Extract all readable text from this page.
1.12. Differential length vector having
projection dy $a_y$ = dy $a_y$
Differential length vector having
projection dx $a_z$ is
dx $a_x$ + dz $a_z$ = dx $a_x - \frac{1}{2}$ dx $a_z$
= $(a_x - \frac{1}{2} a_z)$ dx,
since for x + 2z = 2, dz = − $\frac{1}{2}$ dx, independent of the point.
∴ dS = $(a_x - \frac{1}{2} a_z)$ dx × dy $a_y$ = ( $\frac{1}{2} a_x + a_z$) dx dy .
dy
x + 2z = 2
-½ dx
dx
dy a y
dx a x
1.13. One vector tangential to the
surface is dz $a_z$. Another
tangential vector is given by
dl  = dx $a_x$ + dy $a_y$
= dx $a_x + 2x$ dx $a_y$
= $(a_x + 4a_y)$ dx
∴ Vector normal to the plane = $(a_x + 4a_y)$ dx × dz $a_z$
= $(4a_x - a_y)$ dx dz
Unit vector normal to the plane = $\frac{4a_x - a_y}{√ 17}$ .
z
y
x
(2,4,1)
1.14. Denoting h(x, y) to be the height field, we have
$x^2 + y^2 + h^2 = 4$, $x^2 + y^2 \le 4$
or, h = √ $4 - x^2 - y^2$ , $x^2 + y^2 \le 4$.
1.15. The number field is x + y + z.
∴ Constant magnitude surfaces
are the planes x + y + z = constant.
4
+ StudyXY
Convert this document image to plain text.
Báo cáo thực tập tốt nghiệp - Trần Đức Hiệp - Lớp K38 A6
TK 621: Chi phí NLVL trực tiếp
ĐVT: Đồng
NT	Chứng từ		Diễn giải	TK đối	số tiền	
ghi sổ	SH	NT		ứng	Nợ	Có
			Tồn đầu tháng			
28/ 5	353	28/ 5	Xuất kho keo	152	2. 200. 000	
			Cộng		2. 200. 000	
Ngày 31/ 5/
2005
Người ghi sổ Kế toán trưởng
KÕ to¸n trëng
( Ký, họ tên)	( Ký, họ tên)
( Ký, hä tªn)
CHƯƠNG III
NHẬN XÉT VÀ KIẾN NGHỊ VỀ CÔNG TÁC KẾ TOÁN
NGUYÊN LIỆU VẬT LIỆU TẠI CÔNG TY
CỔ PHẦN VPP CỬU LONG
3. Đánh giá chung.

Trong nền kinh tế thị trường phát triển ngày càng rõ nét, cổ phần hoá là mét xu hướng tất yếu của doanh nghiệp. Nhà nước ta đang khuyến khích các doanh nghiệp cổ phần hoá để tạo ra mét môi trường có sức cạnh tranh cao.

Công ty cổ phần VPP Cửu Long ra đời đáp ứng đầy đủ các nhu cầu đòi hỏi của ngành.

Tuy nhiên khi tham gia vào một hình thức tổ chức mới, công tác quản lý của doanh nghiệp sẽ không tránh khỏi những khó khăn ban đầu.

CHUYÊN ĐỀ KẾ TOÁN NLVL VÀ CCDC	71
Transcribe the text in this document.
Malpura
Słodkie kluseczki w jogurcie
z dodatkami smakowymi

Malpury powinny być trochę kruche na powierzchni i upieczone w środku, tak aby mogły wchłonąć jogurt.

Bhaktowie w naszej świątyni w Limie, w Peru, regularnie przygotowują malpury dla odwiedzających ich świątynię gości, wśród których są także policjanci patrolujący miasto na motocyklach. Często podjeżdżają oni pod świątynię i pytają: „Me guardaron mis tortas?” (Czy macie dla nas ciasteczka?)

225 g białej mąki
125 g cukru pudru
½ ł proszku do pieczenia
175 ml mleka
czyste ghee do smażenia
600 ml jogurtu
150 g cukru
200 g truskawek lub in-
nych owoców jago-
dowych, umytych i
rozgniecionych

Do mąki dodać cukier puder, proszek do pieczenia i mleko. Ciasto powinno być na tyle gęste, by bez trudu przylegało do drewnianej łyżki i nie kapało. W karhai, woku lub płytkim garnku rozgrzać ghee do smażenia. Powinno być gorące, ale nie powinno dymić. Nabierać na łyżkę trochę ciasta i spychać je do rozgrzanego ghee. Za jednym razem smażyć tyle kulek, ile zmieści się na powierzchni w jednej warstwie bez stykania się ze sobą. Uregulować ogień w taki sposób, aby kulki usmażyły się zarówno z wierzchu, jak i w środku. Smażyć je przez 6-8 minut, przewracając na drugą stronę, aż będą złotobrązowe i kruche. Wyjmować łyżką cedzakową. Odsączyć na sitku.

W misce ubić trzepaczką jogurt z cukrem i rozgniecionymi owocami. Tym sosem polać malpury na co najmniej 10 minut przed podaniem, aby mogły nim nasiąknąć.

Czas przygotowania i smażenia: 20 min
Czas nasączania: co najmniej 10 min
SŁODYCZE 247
========================================================================
- _DIRECTIONS FOR THIS TASK_
Respond with nothing but the number of lines in the entries that contain the string "smażenia".

- _REPLY TO THE EXERCISE_
3